Copy only what runs from the line containing "What's the underlying" to the last line, both included, keeping it exact and omitting pictures.

(Extracted data entries)
----
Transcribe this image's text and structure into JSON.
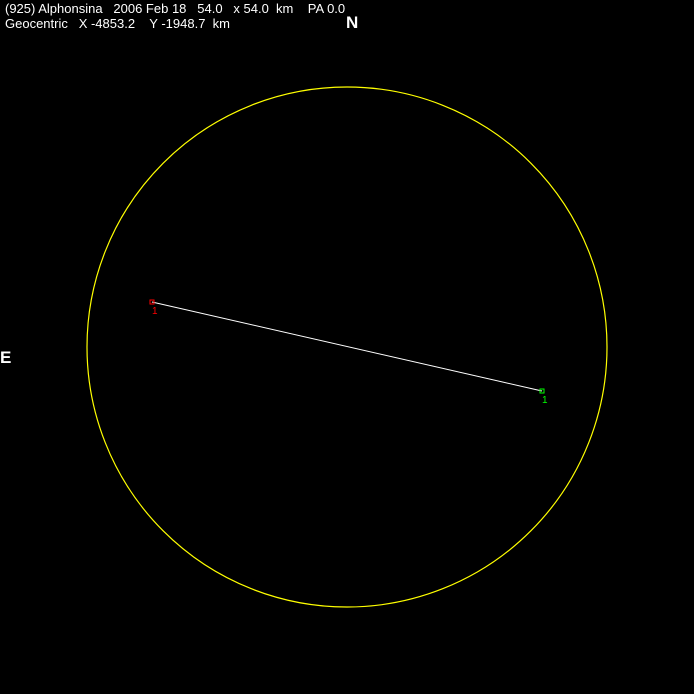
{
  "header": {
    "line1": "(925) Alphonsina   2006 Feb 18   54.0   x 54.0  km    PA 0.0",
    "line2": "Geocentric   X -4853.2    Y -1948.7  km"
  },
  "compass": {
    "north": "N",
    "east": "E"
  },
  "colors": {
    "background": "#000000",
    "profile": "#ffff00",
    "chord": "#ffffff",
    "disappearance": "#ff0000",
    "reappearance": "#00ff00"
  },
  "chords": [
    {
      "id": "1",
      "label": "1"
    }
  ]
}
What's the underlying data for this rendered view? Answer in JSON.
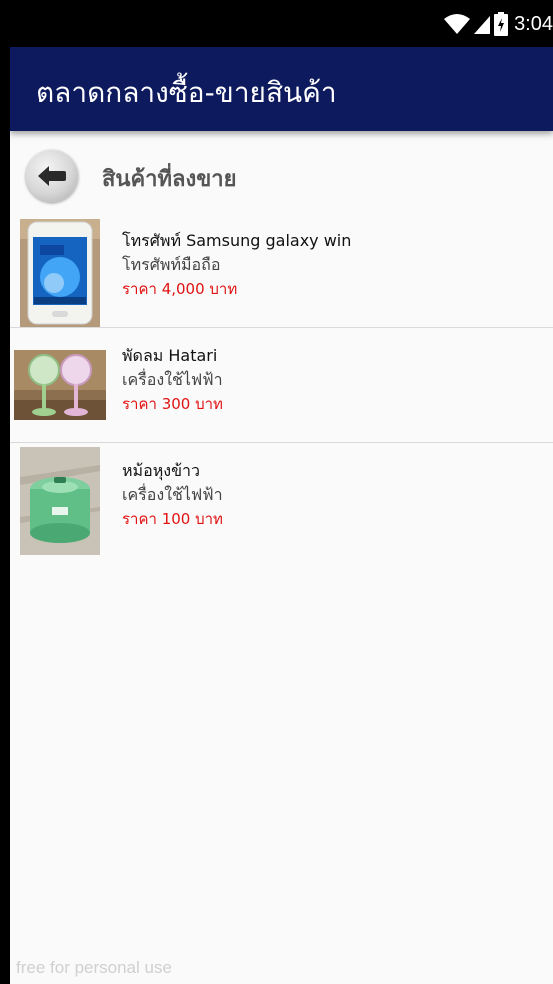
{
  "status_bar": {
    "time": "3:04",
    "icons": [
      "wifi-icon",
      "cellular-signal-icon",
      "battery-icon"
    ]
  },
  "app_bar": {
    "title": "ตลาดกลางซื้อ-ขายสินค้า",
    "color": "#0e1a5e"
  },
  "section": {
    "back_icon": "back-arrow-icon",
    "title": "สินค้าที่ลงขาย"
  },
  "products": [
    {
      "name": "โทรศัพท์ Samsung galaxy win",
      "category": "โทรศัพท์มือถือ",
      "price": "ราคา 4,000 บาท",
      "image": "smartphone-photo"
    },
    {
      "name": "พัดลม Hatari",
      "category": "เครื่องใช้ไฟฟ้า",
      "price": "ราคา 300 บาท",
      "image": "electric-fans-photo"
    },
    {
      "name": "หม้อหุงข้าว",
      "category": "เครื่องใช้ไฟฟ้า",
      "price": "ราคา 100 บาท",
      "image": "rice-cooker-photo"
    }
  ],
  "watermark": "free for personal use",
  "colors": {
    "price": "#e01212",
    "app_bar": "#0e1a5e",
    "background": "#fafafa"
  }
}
----
## CORRECT OUTPUT:
What's the underlying data for this rendered view? Answer in JSON.
{
  "status_bar": {
    "time": "3:04",
    "icons": [
      "wifi-icon",
      "cellular-signal-icon",
      "battery-icon"
    ]
  },
  "app_bar": {
    "title": "ตลาดกลางซื้อ-ขายสินค้า",
    "color": "#0e1a5e"
  },
  "section": {
    "back_icon": "back-arrow-icon",
    "title": "สินค้าที่ลงขาย"
  },
  "products": [
    {
      "name": "โทรศัพท์ Samsung galaxy win",
      "category": "โทรศัพท์มือถือ",
      "price": "ราคา 4,000 บาท",
      "image": "smartphone-photo"
    },
    {
      "name": "พัดลม Hatari",
      "category": "เครื่องใช้ไฟฟ้า",
      "price": "ราคา 300 บาท",
      "image": "electric-fans-photo"
    },
    {
      "name": "หม้อหุงข้าว",
      "category": "เครื่องใช้ไฟฟ้า",
      "price": "ราคา 100 บาท",
      "image": "rice-cooker-photo"
    }
  ],
  "watermark": "free for personal use",
  "colors": {
    "price": "#e01212",
    "app_bar": "#0e1a5e",
    "background": "#fafafa"
  }
}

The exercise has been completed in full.